> [Estratto fornito]
Parte il 16 gennaio l’Area C, la congestion charge voluta da Giuliano Pisapia che sostituirà l’Ecopass di Letizia Moratti. Da lunedì prossimo, tutti i veicoli a diesel o a benzina dovranno pagare per l’ingresso in centro, mentre i veicoli elettrici, le moto e i motorini saranno esentati e le auto a metano e a Gpl beneficeranno di una deroga fino al 31 dicembre 2012. I residenti all’interno dell’Area C dovranno a loro volta pagare, ma avranno delle agevolazioni. Il Pdl ha lanciato una petizione per indire un referendum contro la congestion charge di Pisapia. Ilsussidiario.net ha intervistato Federico Illuzzi, consigliere di zona 9 eletto nel Pdl, nonché colui che ha scritto il quesito e la relazione per la petizione.
Perché il Pdl, che ha approvato l’Ecopass della Moratti, si oppone alla congestion charge di Pisapia?

(Voci di un dataset)
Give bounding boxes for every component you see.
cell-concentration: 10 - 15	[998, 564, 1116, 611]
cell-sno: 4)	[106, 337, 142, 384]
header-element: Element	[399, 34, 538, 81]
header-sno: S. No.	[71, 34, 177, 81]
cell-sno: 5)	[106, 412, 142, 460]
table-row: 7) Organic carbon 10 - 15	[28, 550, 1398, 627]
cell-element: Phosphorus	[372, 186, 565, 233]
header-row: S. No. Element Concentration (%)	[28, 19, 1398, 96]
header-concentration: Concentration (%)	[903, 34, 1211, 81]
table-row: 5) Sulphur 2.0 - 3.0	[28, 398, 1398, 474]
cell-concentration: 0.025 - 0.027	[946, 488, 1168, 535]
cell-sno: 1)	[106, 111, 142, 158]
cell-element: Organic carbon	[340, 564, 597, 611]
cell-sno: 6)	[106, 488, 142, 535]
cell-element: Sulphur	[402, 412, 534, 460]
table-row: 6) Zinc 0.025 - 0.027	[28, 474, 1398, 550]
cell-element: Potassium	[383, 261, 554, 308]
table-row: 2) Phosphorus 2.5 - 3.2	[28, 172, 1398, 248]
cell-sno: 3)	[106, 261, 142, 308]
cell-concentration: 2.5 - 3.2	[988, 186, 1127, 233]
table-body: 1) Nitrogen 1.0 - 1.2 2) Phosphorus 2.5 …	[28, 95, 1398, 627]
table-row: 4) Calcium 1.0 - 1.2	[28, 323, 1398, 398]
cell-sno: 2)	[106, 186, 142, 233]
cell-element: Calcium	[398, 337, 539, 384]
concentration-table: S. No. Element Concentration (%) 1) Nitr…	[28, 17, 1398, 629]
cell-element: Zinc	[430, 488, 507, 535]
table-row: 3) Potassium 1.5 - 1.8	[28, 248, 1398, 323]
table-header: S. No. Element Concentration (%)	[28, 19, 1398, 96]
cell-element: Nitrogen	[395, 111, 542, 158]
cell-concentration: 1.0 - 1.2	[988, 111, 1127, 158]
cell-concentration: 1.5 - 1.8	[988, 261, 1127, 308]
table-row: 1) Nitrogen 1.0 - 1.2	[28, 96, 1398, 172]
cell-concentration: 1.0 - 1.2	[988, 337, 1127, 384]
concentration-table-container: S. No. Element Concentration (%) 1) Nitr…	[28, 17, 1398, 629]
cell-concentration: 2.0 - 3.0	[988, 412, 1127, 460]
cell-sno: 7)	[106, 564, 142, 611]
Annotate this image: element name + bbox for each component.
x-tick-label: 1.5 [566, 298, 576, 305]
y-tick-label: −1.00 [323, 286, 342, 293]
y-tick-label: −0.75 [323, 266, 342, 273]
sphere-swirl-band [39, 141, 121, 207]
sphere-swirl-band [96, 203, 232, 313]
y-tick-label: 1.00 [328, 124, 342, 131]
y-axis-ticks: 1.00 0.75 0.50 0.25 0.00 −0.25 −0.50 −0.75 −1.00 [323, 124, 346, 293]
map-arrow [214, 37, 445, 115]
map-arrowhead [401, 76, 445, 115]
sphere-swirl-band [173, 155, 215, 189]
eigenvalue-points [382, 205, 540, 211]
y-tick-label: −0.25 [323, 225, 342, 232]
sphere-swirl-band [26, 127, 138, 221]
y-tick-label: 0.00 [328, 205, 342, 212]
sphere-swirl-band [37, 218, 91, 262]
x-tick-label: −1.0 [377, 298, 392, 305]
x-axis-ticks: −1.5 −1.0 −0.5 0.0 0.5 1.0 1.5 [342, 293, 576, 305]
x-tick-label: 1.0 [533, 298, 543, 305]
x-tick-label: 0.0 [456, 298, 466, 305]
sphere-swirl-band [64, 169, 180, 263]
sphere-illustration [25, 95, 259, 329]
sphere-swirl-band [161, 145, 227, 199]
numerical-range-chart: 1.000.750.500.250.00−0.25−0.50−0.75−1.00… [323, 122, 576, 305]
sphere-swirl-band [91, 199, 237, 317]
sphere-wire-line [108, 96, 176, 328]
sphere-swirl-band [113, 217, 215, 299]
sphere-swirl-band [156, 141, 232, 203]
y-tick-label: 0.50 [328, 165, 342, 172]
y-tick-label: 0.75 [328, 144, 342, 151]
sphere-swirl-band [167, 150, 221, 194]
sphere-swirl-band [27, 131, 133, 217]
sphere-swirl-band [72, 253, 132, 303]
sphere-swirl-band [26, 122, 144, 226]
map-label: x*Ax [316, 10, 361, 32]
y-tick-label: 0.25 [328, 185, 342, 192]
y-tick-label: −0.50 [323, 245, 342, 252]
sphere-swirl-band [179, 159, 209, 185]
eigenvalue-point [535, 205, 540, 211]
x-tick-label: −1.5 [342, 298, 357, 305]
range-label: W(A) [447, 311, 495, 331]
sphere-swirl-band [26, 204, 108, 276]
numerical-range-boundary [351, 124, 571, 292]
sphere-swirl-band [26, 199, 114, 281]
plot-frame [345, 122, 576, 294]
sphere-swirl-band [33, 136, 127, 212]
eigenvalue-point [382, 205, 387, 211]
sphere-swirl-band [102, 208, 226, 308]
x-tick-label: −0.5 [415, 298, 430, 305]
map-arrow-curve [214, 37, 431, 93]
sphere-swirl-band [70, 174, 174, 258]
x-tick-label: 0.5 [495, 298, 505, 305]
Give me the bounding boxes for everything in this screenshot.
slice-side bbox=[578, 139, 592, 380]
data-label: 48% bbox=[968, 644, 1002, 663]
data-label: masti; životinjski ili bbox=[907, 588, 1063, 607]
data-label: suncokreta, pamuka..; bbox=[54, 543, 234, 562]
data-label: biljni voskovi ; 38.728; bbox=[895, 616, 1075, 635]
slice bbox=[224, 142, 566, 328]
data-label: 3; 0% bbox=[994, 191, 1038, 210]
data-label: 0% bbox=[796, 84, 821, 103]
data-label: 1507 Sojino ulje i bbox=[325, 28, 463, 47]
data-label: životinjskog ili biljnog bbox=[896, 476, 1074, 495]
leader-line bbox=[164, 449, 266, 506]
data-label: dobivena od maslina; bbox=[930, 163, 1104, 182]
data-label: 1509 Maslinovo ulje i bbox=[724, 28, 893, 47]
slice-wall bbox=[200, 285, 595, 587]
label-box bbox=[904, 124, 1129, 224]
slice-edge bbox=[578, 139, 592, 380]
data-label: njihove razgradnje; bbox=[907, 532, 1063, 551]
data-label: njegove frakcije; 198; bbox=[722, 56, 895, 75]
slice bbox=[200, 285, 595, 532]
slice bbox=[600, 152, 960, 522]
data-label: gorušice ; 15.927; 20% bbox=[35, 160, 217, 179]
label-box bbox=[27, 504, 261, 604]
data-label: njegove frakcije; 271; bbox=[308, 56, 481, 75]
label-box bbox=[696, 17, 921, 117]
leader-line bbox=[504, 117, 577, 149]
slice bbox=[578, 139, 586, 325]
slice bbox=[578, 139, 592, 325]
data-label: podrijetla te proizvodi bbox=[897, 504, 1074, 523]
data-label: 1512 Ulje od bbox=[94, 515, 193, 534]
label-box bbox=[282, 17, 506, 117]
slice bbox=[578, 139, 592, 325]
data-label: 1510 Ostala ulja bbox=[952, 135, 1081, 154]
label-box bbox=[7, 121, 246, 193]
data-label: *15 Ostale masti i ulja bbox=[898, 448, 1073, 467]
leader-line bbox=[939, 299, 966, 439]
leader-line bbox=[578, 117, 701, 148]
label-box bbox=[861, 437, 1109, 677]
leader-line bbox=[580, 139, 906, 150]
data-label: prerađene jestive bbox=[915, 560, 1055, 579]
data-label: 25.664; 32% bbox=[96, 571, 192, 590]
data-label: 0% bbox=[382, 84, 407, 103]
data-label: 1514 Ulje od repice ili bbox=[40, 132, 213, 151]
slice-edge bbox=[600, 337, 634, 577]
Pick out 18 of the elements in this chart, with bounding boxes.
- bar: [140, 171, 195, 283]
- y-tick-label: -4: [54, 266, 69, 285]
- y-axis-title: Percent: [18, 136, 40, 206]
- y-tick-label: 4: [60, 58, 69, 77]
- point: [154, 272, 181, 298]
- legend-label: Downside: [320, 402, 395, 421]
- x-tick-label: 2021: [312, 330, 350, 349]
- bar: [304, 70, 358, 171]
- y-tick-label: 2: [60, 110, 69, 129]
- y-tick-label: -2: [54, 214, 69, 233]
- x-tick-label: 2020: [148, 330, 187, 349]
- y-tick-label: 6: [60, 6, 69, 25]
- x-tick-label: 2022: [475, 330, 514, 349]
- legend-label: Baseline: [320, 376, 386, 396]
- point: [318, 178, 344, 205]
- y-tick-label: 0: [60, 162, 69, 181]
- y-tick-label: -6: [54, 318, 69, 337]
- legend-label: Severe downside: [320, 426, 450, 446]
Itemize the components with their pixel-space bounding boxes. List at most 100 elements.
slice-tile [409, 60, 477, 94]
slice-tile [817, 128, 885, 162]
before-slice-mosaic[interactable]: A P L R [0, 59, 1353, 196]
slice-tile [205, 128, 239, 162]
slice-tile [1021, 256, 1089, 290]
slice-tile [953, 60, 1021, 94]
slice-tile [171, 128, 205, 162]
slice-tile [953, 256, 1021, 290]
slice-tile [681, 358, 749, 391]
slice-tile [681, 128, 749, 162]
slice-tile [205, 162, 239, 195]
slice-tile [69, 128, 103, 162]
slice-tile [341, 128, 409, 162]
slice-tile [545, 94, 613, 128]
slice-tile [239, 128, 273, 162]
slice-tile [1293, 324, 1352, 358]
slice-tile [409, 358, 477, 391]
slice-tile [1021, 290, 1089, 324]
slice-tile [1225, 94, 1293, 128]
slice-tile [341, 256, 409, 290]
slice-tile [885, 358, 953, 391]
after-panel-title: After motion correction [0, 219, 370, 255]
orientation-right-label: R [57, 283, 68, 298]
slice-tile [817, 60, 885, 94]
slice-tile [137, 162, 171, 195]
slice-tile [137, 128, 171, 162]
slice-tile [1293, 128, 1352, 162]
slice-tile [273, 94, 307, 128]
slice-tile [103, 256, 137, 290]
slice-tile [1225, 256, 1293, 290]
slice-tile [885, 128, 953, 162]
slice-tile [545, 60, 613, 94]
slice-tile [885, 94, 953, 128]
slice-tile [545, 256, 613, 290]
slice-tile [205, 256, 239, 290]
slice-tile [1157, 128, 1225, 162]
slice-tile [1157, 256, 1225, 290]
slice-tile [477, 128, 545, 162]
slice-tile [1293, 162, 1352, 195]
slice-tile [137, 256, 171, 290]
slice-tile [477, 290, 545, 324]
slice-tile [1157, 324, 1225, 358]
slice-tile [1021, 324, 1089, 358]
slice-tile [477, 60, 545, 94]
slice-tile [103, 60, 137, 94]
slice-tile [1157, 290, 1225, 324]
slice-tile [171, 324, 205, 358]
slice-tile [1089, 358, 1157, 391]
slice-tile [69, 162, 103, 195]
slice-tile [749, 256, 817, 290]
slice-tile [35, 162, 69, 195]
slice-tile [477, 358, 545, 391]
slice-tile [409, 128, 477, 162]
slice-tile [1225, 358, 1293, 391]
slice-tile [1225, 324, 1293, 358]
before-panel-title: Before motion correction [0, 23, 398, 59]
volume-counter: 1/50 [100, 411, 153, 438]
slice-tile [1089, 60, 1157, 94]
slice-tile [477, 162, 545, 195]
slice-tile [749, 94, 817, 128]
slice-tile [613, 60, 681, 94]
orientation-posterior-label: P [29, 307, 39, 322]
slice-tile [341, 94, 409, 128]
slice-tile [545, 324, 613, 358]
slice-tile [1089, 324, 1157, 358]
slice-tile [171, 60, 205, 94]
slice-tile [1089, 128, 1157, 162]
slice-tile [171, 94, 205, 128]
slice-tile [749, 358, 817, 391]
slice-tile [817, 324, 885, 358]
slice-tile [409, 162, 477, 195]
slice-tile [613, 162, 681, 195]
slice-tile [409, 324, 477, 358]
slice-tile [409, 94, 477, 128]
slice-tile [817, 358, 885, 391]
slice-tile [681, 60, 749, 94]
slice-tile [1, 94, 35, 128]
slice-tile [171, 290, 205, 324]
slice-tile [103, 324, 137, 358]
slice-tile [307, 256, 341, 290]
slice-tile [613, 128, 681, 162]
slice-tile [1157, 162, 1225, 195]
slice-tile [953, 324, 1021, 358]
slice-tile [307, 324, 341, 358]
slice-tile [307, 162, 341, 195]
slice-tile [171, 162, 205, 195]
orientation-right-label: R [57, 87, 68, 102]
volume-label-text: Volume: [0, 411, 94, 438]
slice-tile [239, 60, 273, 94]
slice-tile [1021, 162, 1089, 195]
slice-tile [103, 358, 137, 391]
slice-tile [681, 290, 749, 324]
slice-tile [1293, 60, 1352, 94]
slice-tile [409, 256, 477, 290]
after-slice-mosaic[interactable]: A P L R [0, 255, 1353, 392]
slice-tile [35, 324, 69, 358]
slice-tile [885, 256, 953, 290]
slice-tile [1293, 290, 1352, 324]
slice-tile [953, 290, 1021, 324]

> [Richieste]
1. Traduci in inglese questa frase del testo sull'Area C: «I residenti all’interno dell’Area C dovranno a loro volta pagare, ma avranno delle agevolazioni.»
2. Secondo il testo sull'Area C, fino a quale data le auto a metano e a Gpl beneficeranno di una deroga?
3. Per favore, riporta il passo del testo sull'Area C che comincia con "Parte il 16" e prosegue fino a "charge di Pisapia?".
Le righe non servono.

> [Risposte]
1. Residents inside Area C will also have to pay, but they will receive concessions.

2. Fino al 31 dicembre 2012.

3.
Parte il 16 gennaio l’Area C, la congestion charge voluta da Giuliano Pisapia che sostituirà l’Ecopass di Letizia Moratti. Da lunedì prossimo, tutti i veicoli a diesel o a benzina dovranno pagare per l’ingresso in centro, mentre i veicoli elettrici, le moto e i motorini saranno esentati e le auto a metano e a Gpl beneficeranno di una deroga fino al 31 dicembre 2012. I residenti all’interno dell’Area C dovranno a loro volta pagare, ma avranno delle agevolazioni. Il Pdl ha lanciato una petizione per indire un referendum contro la congestion charge di Pisapia. Ilsussidiario.net ha intervistato Federico Illuzzi, consigliere di zona 9 eletto nel Pdl, nonché colui che ha scritto il quesito e la relazione per la petizione.
Perché il Pdl, che ha approvato l’Ecopass della Moratti, si oppone alla congestion charge di Pisapia?